## What is required
What is the number of lines in the data holding the word "South"? Give that number by itself.

## Task inputs
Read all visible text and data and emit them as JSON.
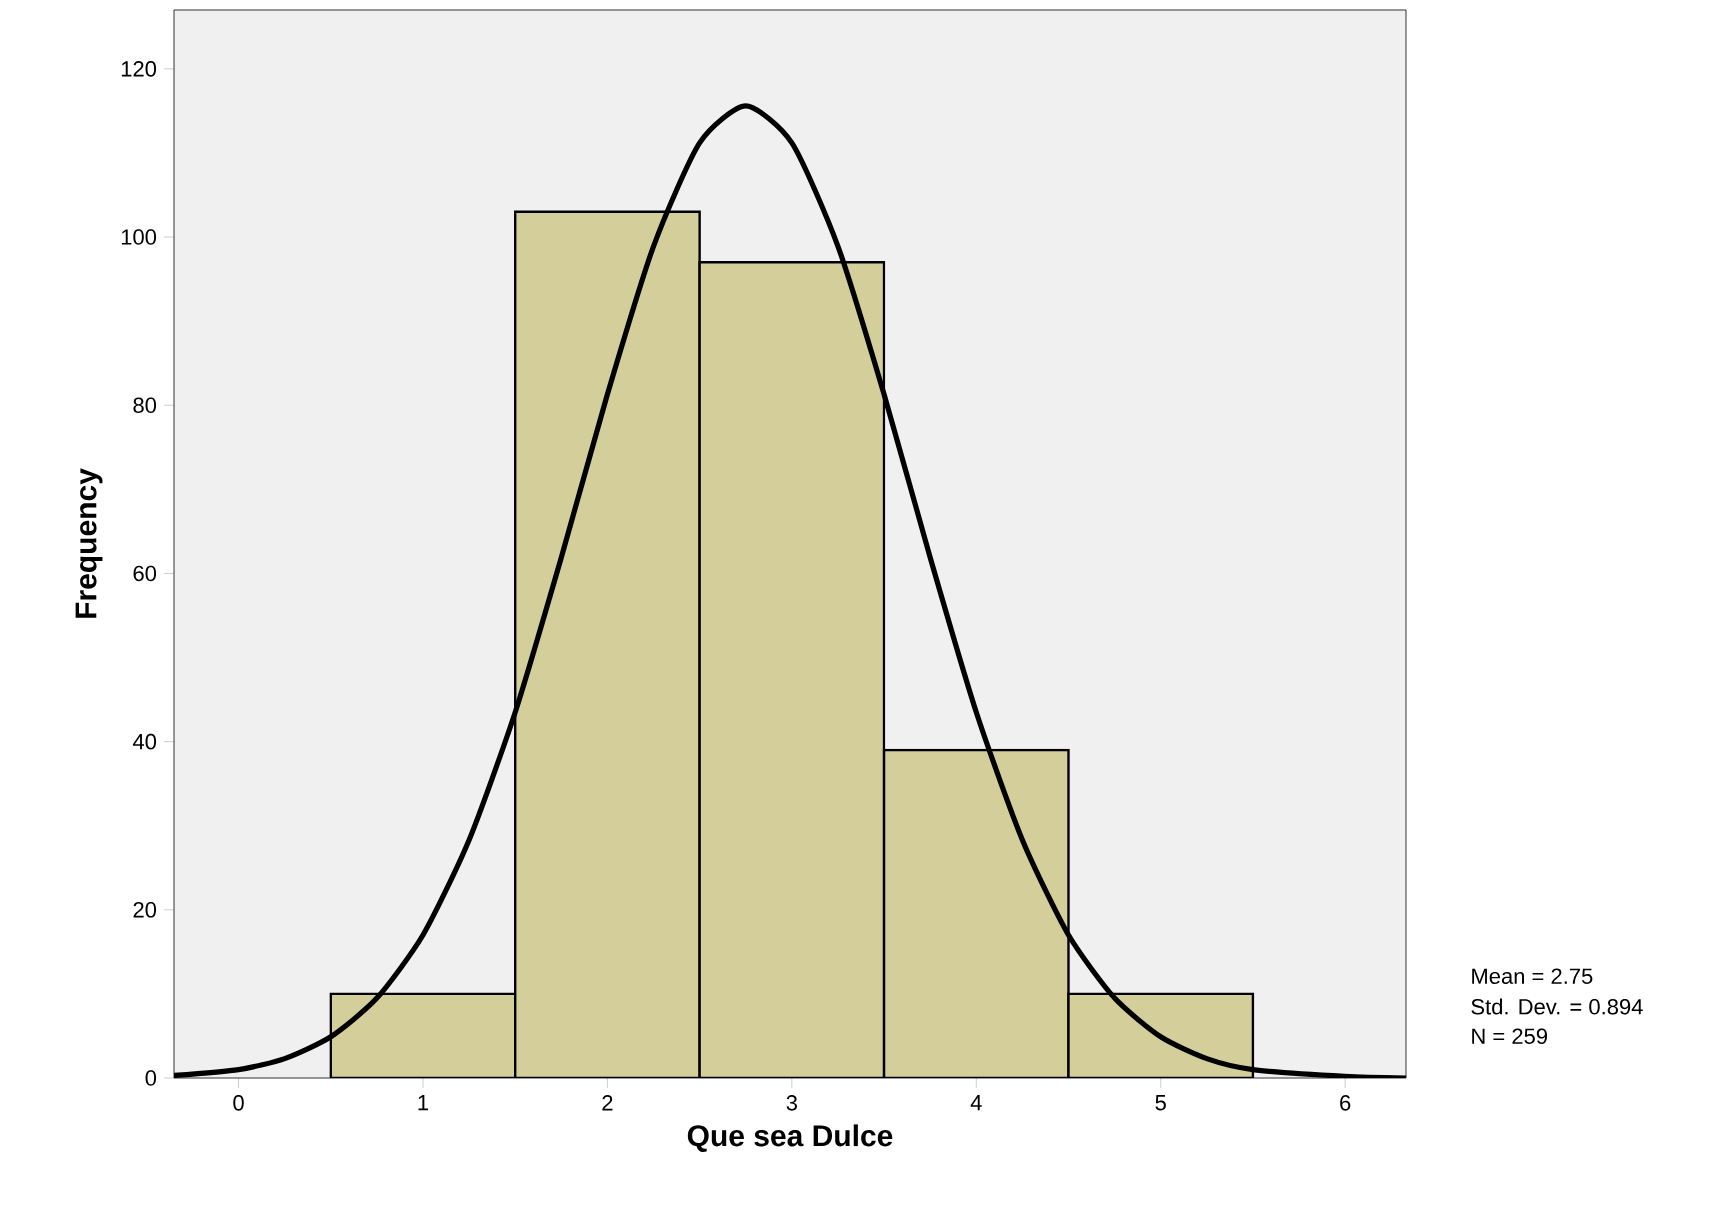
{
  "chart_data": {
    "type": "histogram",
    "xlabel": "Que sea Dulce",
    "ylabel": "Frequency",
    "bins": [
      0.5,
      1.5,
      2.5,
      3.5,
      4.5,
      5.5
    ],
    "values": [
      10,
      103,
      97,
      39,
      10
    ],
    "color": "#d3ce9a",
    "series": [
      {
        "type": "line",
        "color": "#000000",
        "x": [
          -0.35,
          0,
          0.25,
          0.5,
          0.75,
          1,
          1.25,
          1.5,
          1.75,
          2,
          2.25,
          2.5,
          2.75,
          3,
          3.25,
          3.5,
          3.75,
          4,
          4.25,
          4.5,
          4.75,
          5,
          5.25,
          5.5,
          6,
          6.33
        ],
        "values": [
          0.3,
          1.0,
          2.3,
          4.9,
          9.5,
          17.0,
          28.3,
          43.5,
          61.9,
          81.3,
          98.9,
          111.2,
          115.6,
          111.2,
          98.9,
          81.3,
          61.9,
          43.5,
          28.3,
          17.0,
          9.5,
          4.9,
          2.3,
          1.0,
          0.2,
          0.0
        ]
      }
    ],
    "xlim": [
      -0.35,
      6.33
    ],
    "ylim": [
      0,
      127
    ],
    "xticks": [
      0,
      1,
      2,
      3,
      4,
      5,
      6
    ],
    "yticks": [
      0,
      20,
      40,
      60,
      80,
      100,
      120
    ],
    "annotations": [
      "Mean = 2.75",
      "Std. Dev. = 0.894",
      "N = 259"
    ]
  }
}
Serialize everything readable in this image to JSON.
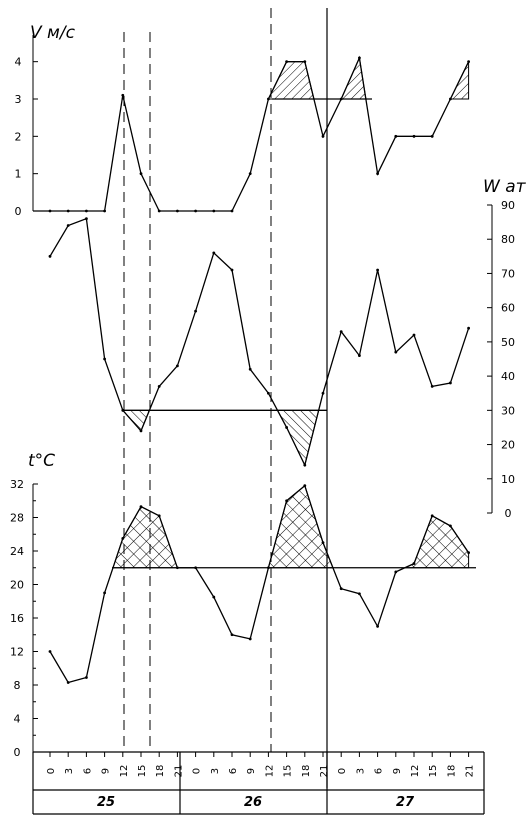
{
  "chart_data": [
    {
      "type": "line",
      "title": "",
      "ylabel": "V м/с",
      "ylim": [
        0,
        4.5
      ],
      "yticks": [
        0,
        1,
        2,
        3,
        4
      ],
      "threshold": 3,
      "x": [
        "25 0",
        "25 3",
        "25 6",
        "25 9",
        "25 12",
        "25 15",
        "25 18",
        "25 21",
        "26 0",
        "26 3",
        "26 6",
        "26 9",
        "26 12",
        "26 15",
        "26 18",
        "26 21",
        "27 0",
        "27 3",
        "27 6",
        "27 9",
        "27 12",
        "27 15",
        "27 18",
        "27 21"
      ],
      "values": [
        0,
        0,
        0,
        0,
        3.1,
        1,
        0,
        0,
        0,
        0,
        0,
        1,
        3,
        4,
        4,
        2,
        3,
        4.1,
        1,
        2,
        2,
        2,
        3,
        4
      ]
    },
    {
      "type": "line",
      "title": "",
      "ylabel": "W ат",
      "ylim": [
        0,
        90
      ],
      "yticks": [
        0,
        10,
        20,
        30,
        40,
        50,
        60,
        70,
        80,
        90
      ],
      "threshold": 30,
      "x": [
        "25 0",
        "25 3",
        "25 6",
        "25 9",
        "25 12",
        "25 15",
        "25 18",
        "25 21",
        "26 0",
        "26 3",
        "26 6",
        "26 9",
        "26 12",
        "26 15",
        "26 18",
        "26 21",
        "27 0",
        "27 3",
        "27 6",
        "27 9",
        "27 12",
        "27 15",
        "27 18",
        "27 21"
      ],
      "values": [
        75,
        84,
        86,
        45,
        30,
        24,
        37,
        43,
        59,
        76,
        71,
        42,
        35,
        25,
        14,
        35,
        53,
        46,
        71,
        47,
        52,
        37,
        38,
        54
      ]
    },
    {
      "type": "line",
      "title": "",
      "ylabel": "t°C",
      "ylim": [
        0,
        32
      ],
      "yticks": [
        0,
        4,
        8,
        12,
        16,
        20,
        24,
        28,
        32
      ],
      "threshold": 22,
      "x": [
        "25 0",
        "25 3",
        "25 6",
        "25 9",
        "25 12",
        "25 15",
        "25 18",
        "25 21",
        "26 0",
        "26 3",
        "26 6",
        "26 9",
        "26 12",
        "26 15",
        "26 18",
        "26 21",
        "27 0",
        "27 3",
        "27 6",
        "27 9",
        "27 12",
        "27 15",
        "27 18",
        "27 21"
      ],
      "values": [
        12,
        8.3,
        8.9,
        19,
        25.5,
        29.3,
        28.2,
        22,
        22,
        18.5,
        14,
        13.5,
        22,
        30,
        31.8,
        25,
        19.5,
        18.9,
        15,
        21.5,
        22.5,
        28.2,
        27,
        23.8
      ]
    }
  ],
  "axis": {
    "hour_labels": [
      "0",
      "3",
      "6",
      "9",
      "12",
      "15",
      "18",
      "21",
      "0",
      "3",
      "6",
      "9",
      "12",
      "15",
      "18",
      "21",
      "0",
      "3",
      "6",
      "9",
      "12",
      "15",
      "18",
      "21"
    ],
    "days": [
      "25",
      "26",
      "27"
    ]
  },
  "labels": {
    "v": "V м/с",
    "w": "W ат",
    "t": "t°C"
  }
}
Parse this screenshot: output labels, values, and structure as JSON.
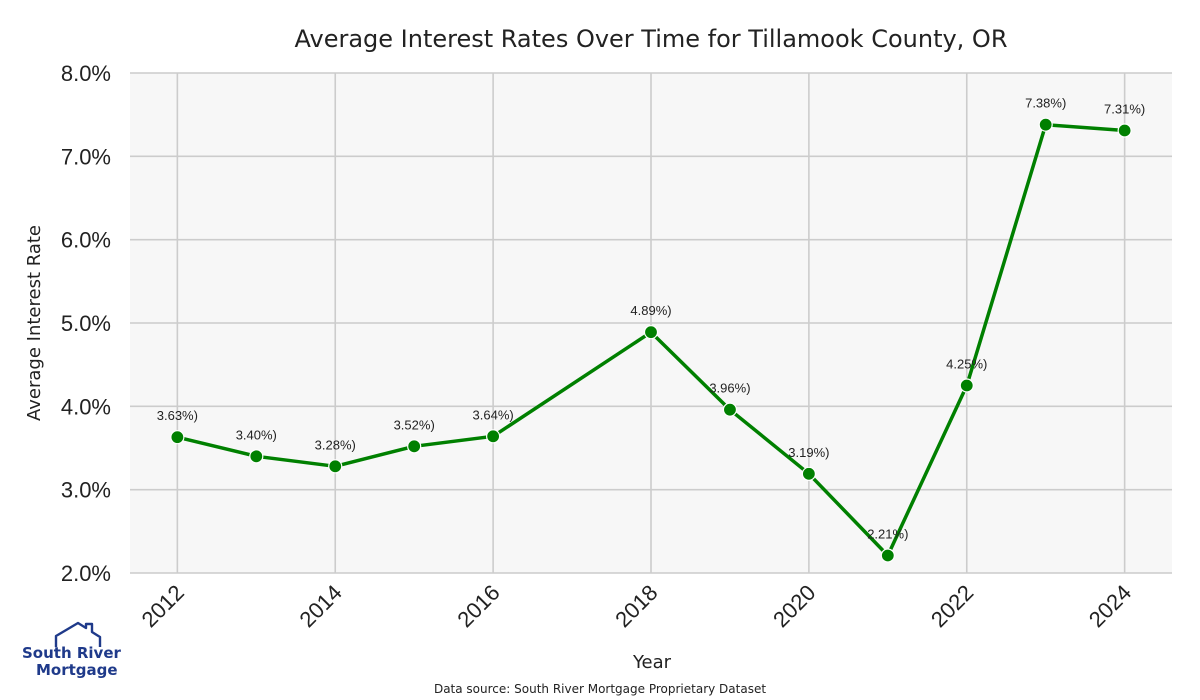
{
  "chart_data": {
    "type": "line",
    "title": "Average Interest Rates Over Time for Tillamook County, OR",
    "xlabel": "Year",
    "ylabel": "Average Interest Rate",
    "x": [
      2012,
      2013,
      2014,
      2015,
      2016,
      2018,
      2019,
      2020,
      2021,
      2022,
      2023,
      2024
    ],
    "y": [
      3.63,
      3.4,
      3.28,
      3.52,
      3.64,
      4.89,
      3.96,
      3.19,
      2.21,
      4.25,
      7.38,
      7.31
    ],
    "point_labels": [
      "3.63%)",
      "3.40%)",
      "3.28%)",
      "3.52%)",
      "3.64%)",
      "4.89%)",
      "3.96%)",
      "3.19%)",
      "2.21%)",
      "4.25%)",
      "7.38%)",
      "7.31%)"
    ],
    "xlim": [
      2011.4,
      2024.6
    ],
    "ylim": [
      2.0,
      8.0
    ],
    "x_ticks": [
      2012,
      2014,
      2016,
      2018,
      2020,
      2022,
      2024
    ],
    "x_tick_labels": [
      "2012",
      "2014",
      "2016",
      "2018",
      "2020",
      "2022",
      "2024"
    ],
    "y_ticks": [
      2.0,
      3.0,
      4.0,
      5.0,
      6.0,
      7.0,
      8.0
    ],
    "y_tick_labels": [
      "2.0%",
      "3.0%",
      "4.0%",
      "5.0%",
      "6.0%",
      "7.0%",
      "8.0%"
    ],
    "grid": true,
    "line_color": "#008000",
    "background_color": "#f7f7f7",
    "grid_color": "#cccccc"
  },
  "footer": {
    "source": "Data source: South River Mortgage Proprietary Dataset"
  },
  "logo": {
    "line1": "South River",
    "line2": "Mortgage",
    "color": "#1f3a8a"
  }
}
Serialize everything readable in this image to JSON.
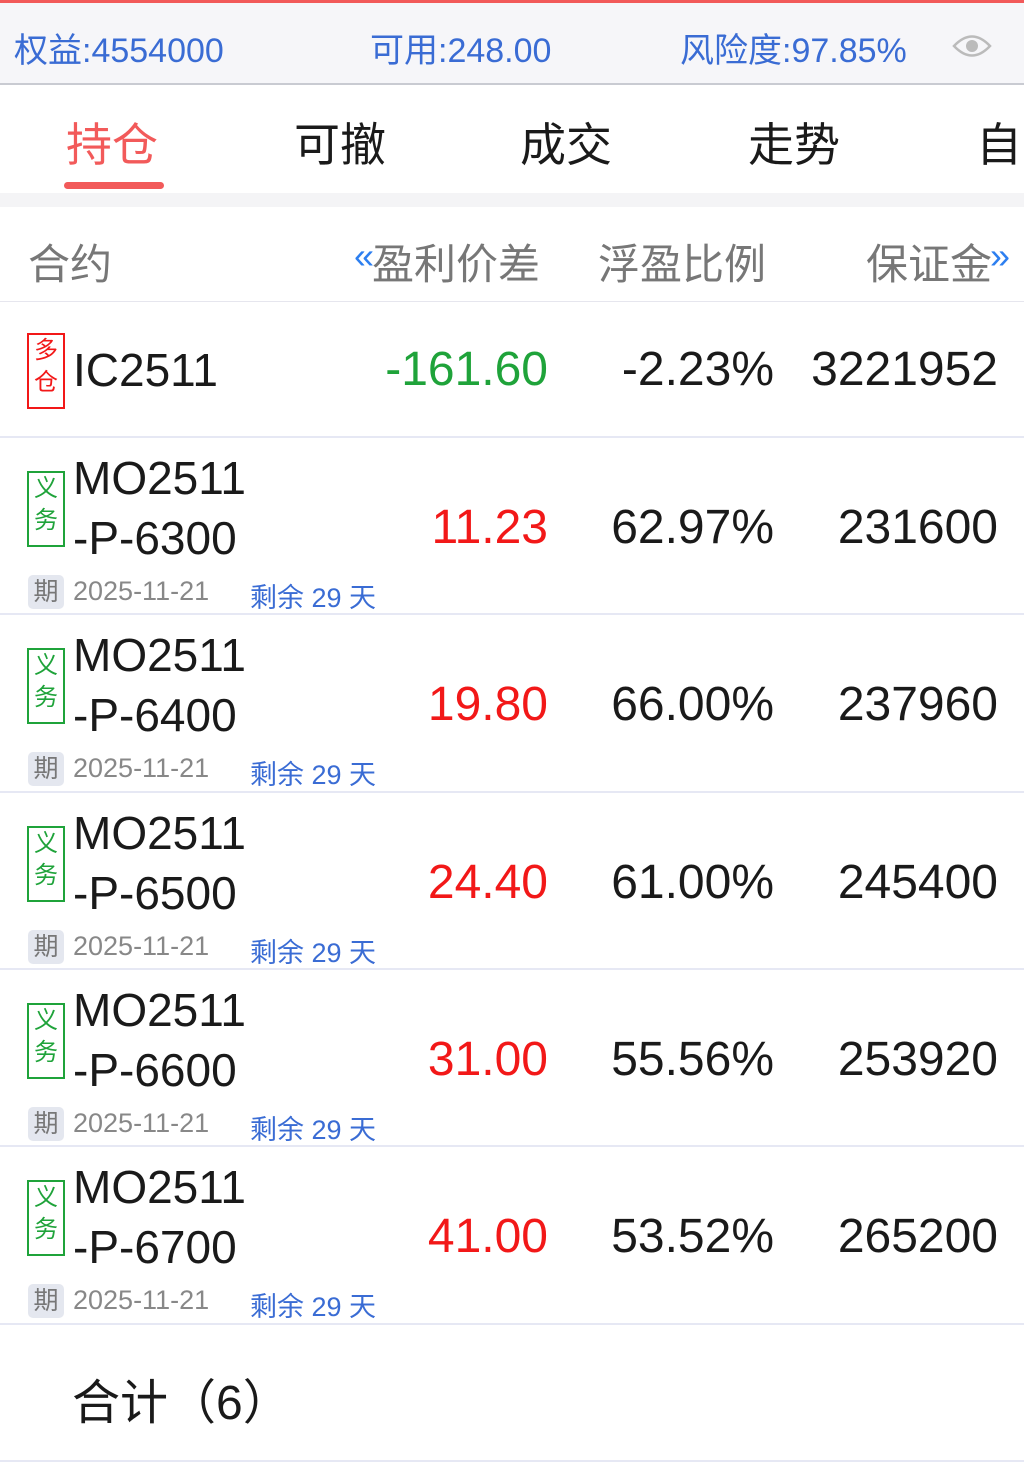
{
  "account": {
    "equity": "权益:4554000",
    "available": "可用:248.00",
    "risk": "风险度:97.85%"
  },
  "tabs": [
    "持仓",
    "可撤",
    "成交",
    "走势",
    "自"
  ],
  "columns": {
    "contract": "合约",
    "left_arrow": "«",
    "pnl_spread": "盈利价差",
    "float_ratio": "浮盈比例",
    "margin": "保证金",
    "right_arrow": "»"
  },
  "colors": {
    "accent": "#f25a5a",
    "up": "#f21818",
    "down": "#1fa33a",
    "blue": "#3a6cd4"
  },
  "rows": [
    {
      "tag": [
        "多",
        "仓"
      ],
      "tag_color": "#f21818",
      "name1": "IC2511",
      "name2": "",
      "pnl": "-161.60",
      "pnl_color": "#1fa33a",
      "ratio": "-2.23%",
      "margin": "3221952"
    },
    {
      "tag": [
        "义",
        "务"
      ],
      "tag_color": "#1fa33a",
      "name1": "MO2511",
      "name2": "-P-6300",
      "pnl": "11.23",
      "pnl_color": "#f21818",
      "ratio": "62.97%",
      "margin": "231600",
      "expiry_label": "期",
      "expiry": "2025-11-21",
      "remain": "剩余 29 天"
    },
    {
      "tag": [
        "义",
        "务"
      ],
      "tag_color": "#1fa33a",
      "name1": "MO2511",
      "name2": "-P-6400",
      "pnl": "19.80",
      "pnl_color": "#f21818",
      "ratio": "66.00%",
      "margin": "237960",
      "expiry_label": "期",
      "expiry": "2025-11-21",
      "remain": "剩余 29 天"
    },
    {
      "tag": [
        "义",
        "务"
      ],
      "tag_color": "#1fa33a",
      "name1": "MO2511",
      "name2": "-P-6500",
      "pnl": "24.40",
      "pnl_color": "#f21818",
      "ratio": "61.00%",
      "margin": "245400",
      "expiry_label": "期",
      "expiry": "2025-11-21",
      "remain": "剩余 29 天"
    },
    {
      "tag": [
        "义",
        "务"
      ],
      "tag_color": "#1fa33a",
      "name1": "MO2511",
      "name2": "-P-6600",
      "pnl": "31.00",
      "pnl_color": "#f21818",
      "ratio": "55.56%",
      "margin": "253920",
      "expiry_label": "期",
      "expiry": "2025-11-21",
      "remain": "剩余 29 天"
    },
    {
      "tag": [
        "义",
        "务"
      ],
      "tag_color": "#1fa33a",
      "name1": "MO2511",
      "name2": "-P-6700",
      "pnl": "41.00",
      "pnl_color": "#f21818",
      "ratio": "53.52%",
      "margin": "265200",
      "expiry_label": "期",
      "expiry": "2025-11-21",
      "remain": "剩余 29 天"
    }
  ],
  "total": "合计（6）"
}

## Output of the exercise
2